### Task to carry out
Give only the number of lines below that contain the word "added".

### Given records
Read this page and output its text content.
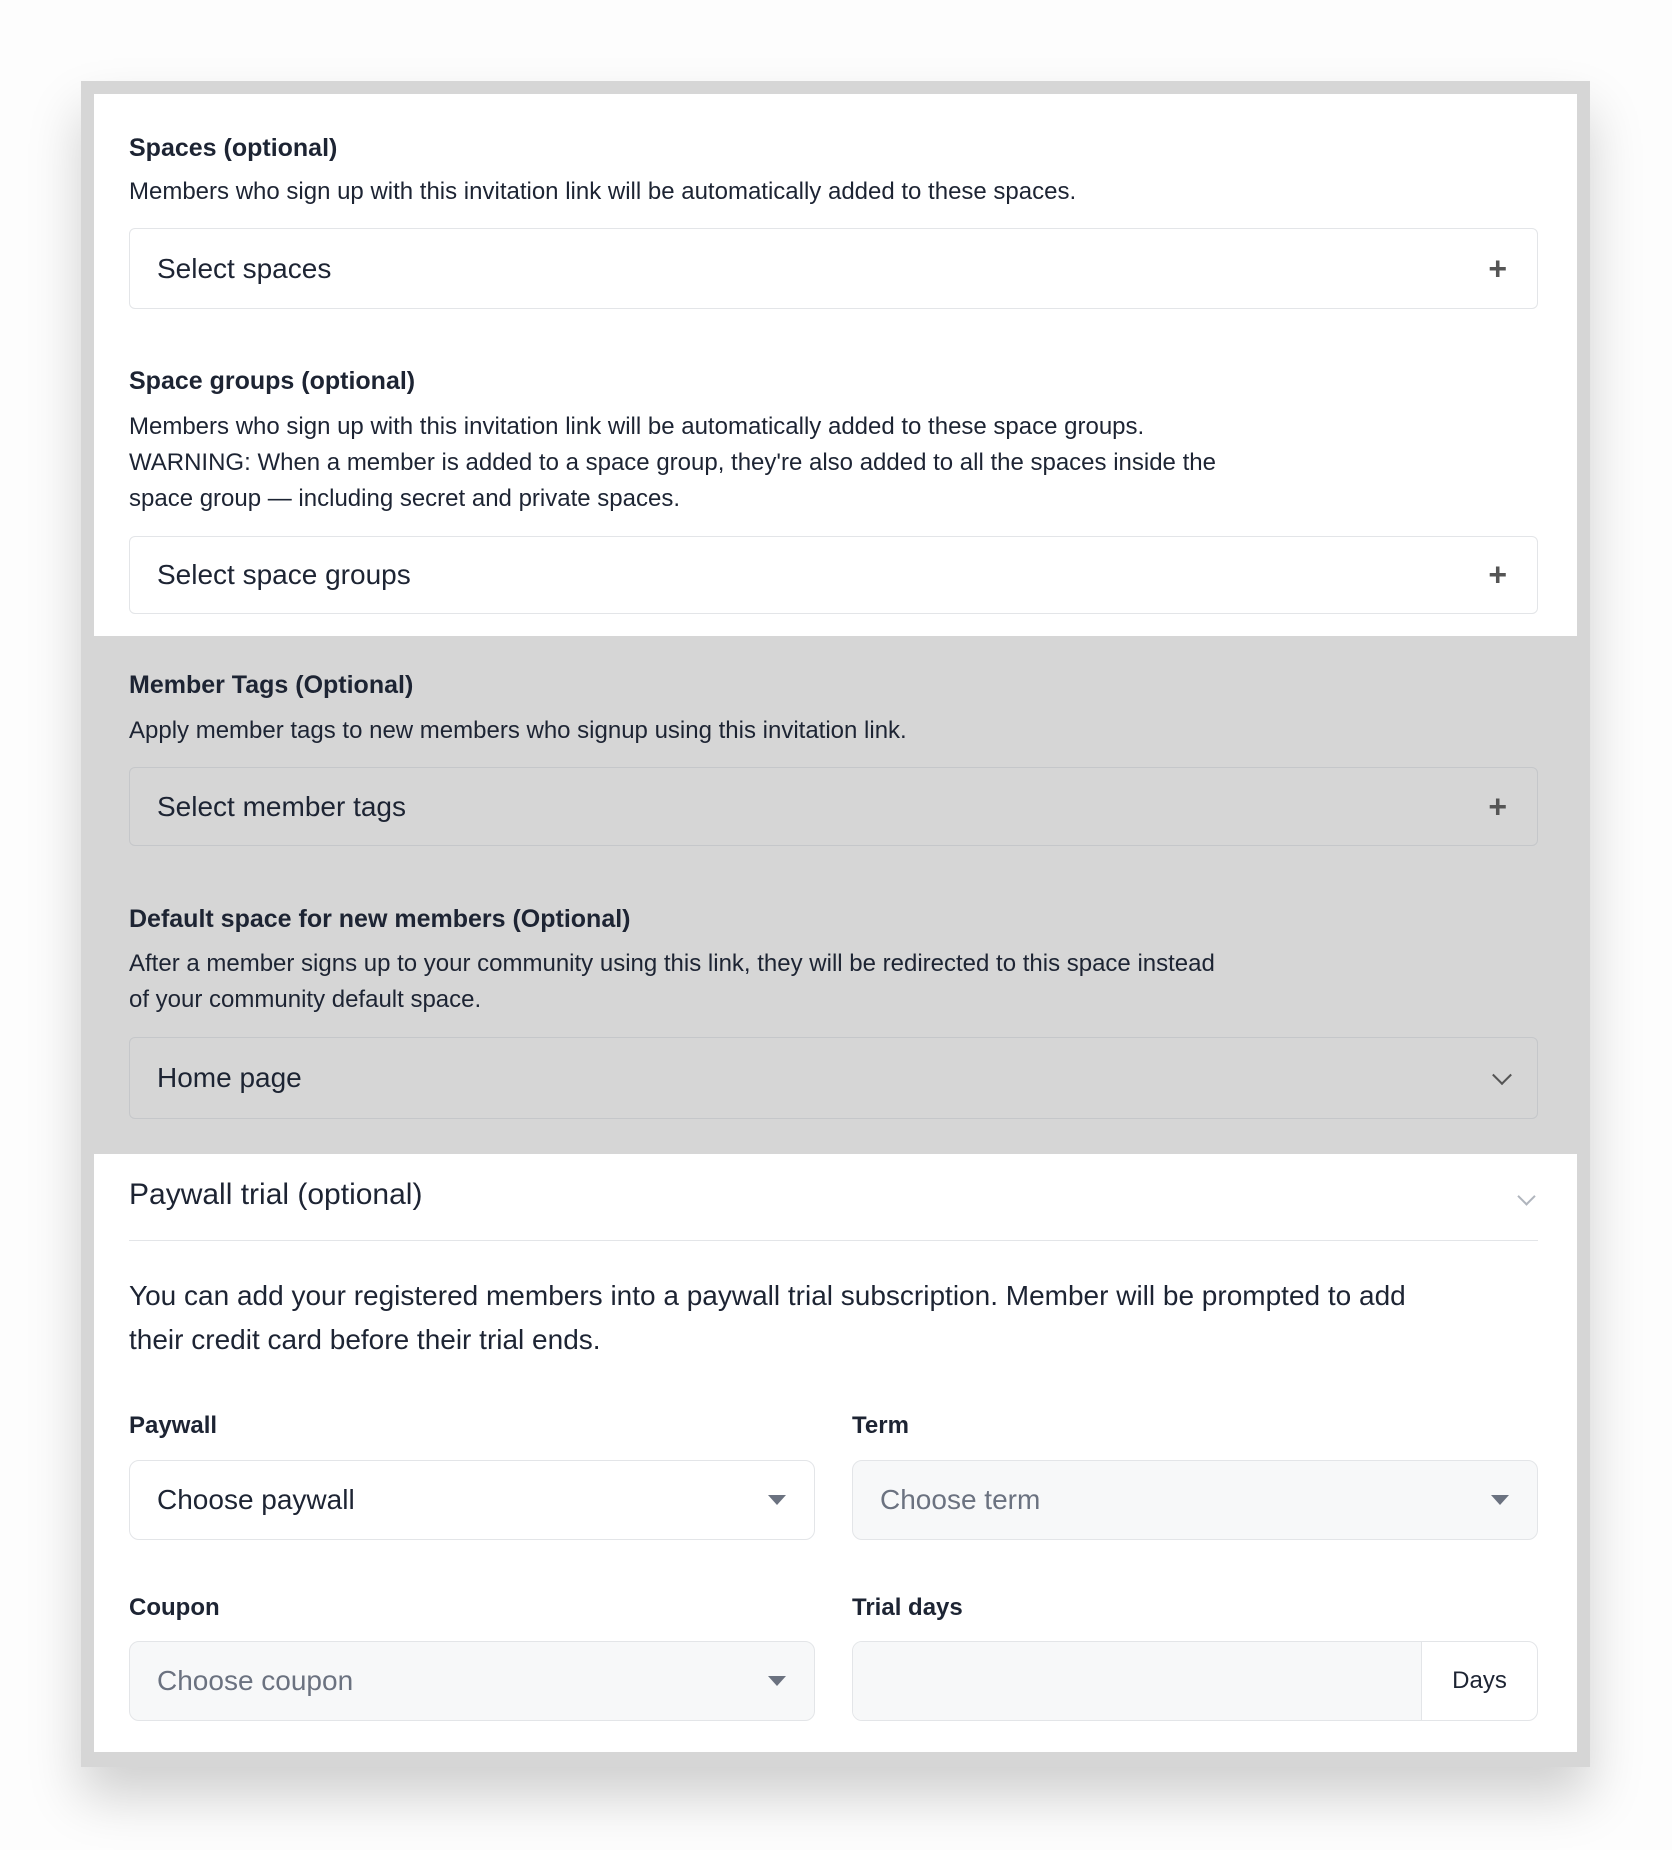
Spaces (optional)
Members who sign up with this invitation link will be automatically added to these spaces.
Select spaces	+
Space groups (optional)
Members who sign up with this invitation link will be automatically added to these space groups.
WARNING: When a member is added to a space group, they're also added to all the spaces inside the
space group — including secret and private spaces.
Select space groups	+
Member Tags (Optional)
Apply member tags to new members who signup using this invitation link.
Select member tags	+
Default space for new members (Optional)
After a member signs up to your community using this link, they will be redirected to this space instead
of your community default space.
Home page
Paywall trial (optional)
You can add your registered members into a paywall trial subscription. Member will be prompted to add
their credit card before their trial ends.
Paywall
Choose paywall
Term
Choose term
Coupon
Choose coupon
Trial days
Days
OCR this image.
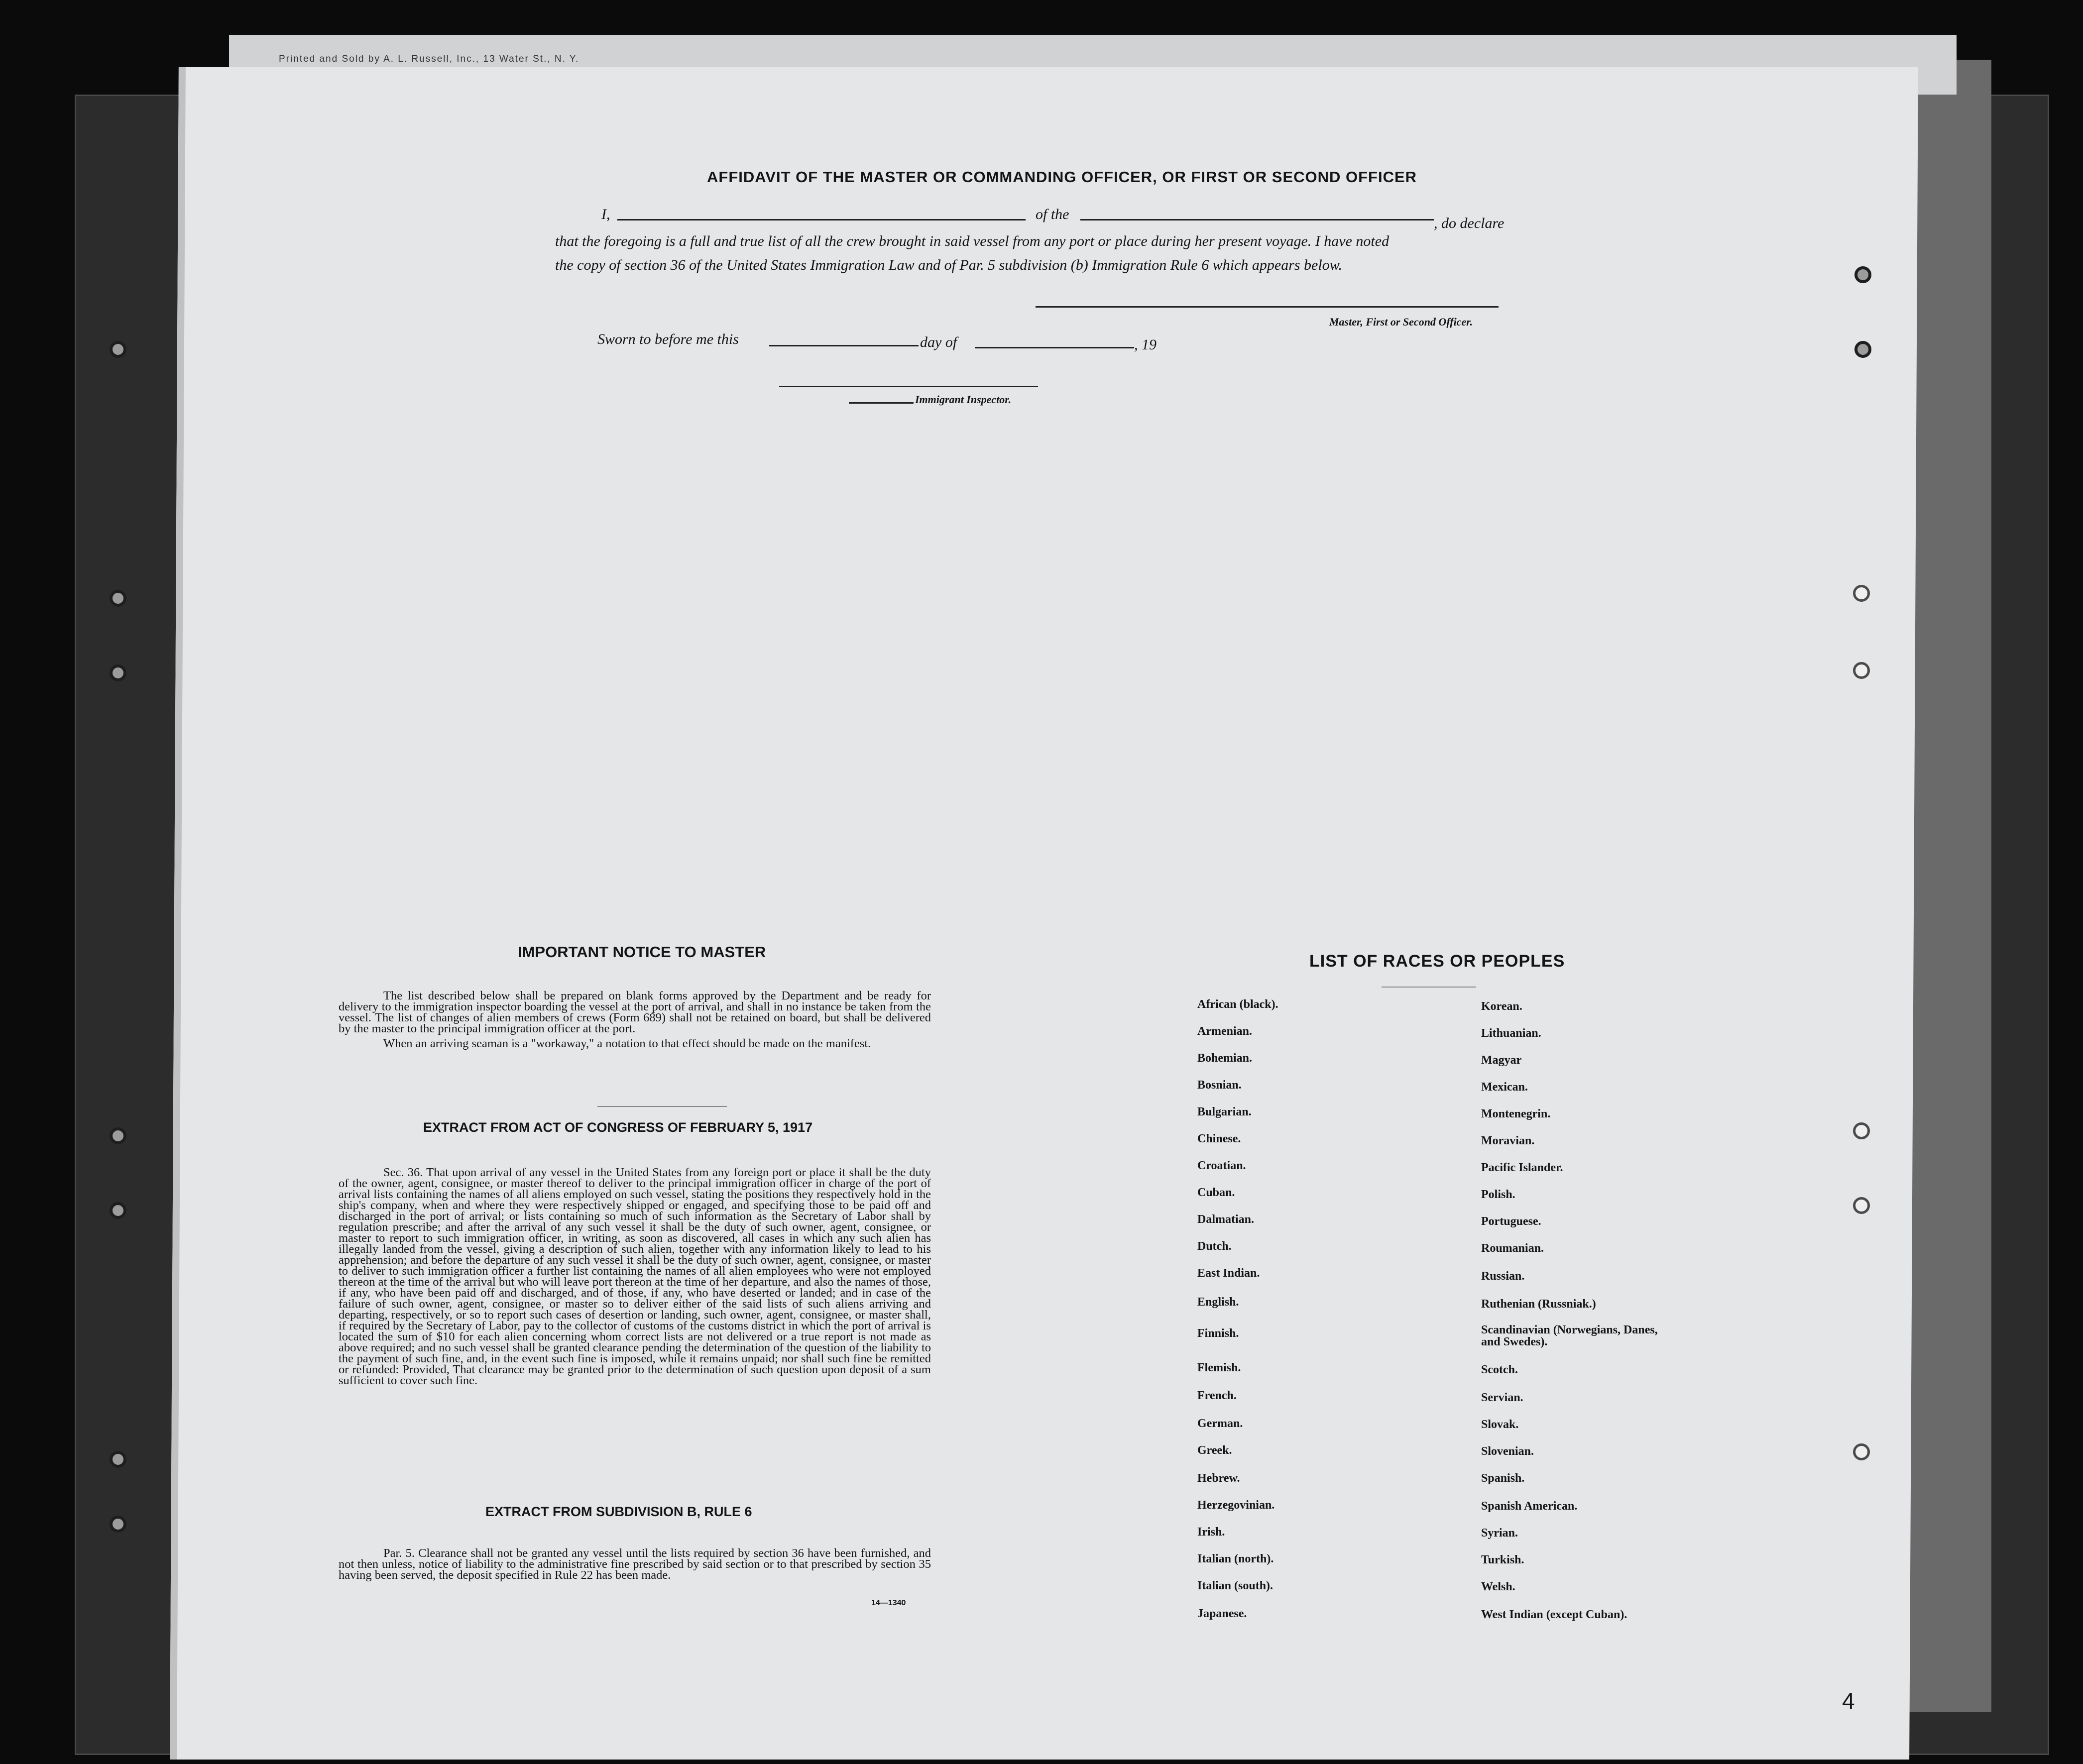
Printed and Sold by A. L. Russell, Inc., 13 Water St., N. Y.
AFFIDAVIT OF THE MASTER OR COMMANDING OFFICER, OR FIRST OR SECOND OFFICER
I,	of the
, do declare
that the foregoing is a full and true list of all the crew brought in said vessel from any port or place during her present voyage. I have noted
the copy of section 36 of the United States Immigration Law and of Par. 5 subdivision (b) Immigration Rule 6 which appears below.
Master, First or Second Officer.
Sworn to before me this	day of	, 19
Immigrant Inspector.
IMPORTANT NOTICE TO MASTER

The list described below shall be prepared on blank forms approved by the Department and be ready for delivery to the immigration inspector boarding the vessel at the port of arrival, and shall in no instance be taken from the vessel. The list of changes of alien members of crews (Form 689) shall not be retained on board, but shall be delivered by the master to the principal immigration officer at the port.

When an arriving seaman is a "workaway," a notation to that effect should be made on the manifest.

EXTRACT FROM ACT OF CONGRESS OF FEBRUARY 5, 1917

Sec. 36. That upon arrival of any vessel in the United States from any foreign port or place it shall be the duty of the owner, agent, consignee, or master thereof to deliver to the principal immigration officer in charge of the port of arrival lists containing the names of all aliens employed on such vessel, stating the positions they respectively hold in the ship's company, when and where they were respectively shipped or engaged, and specifying those to be paid off and discharged in the port of arrival; or lists containing so much of such information as the Secretary of Labor shall by regulation prescribe; and after the arrival of any such vessel it shall be the duty of such owner, agent, consignee, or master to report to such immigration officer, in writing, as soon as discovered, all cases in which any such alien has illegally landed from the vessel, giving a description of such alien, together with any information likely to lead to his apprehension; and before the departure of any such vessel it shall be the duty of such owner, agent, consignee, or master to deliver to such immigration officer a further list containing the names of all alien employees who were not employed thereon at the time of the arrival but who will leave port thereon at the time of her departure, and also the names of those, if any, who have been paid off and discharged, and of those, if any, who have deserted or landed; and in case of the failure of such owner, agent, consignee, or master so to deliver either of the said lists of such aliens arriving and departing, respectively, or so to report such cases of desertion or landing, such owner, agent, consignee, or master shall, if required by the Secretary of Labor, pay to the collector of customs of the customs district in which the port of arrival is located the sum of $10 for each alien concerning whom correct lists are not delivered or a true report is not made as above required; and no such vessel shall be granted clearance pending the determination of the question of the liability to the payment of such fine, and, in the event such fine is imposed, while it remains unpaid; nor shall such fine be remitted or refunded: Provided, That clearance may be granted prior to the determination of such question upon deposit of a sum sufficient to cover such fine.

EXTRACT FROM SUBDIVISION B, RULE 6

Par. 5. Clearance shall not be granted any vessel until the lists required by section 36 have been furnished, and not then unless, notice of liability to the administrative fine prescribed by said section or to that prescribed by section 35 having been served, the deposit specified in Rule 22 has been made.

14—1340
LIST OF RACES OR PEOPLES
African (black).
Armenian.
Bohemian.
Bosnian.
Bulgarian.
Chinese.
Croatian.
Cuban.
Dalmatian.
Dutch.
East Indian.
English.
Finnish.
Flemish.
French.
German.
Greek.
Hebrew.
Herzegovinian.
Irish.
Italian (north).
Italian (south).
Japanese.
Korean.
Lithuanian.
Magyar
Mexican.
Montenegrin.
Moravian.
Pacific Islander.
Polish.
Portuguese.
Roumanian.
Russian.
Ruthenian (Russniak.)
Scandinavian (Norwegians, Danes, and Swedes).
Scotch.
Servian.
Slovak.
Slovenian.
Spanish.
Spanish American.
Syrian.
Turkish.
Welsh.
West Indian (except Cuban).
4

### Expected output
3